- _Direction_
Take the entries below and print all of them exactly, please.

- _Task input_
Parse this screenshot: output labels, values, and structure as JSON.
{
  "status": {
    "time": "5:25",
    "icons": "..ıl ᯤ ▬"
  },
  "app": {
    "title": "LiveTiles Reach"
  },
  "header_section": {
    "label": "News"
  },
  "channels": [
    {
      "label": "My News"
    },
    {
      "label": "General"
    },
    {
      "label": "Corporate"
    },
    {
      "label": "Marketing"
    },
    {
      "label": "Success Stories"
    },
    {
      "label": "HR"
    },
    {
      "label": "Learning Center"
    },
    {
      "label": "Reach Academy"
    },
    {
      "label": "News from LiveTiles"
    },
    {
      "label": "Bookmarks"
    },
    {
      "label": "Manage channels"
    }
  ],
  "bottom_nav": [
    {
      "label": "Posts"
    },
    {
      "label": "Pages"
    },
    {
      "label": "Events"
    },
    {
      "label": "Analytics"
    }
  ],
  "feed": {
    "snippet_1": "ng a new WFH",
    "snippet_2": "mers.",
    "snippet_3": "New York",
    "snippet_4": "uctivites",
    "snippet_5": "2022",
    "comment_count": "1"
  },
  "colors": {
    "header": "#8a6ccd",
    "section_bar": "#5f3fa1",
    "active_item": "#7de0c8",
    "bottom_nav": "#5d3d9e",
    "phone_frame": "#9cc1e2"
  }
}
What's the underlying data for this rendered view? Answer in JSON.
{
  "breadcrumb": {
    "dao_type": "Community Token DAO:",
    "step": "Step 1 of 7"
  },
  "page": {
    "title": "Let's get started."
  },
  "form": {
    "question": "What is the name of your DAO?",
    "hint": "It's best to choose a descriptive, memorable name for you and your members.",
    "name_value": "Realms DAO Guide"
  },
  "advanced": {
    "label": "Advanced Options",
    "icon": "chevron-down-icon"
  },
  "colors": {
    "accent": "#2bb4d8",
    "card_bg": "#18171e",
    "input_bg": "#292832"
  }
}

- _Exercise result_
Parse this screenshot: output labels, values, and structure as JSON.
{
  "status": {
    "time": "5:25",
    "icons": "..ıl ᯤ ▬"
  },
  "app": {
    "title": "LiveTiles Reach"
  },
  "header_section": {
    "label": "News"
  },
  "channels": [
    {
      "label": "My News"
    },
    {
      "label": "General"
    },
    {
      "label": "Corporate"
    },
    {
      "label": "Marketing"
    },
    {
      "label": "Success Stories"
    },
    {
      "label": "HR"
    },
    {
      "label": "Learning Center"
    },
    {
      "label": "Reach Academy"
    },
    {
      "label": "News from LiveTiles"
    },
    {
      "label": "Bookmarks"
    },
    {
      "label": "Manage channels"
    }
  ],
  "bottom_nav": [
    {
      "label": "Posts"
    },
    {
      "label": "Pages"
    },
    {
      "label": "Events"
    },
    {
      "label": "Analytics"
    }
  ],
  "feed": {
    "snippet_1": "ng a new WFH",
    "snippet_2": "mers.",
    "snippet_3": "New York",
    "snippet_4": "uctivites",
    "snippet_5": "2022",
    "comment_count": "1"
  },
  "colors": {
    "header": "#8a6ccd",
    "section_bar": "#5f3fa1",
    "active_item": "#7de0c8",
    "bottom_nav": "#5d3d9e",
    "phone_frame": "#9cc1e2"
  }
}
What's the underlying data for this rendered view? Answer in JSON.
{
  "breadcrumb": {
    "dao_type": "Community Token DAO:",
    "step": "Step 1 of 7"
  },
  "page": {
    "title": "Let's get started."
  },
  "form": {
    "question": "What is the name of your DAO?",
    "hint": "It's best to choose a descriptive, memorable name for you and your members.",
    "name_value": "Realms DAO Guide"
  },
  "advanced": {
    "label": "Advanced Options",
    "icon": "chevron-down-icon"
  },
  "colors": {
    "accent": "#2bb4d8",
    "card_bg": "#18171e",
    "input_bg": "#292832"
  }
}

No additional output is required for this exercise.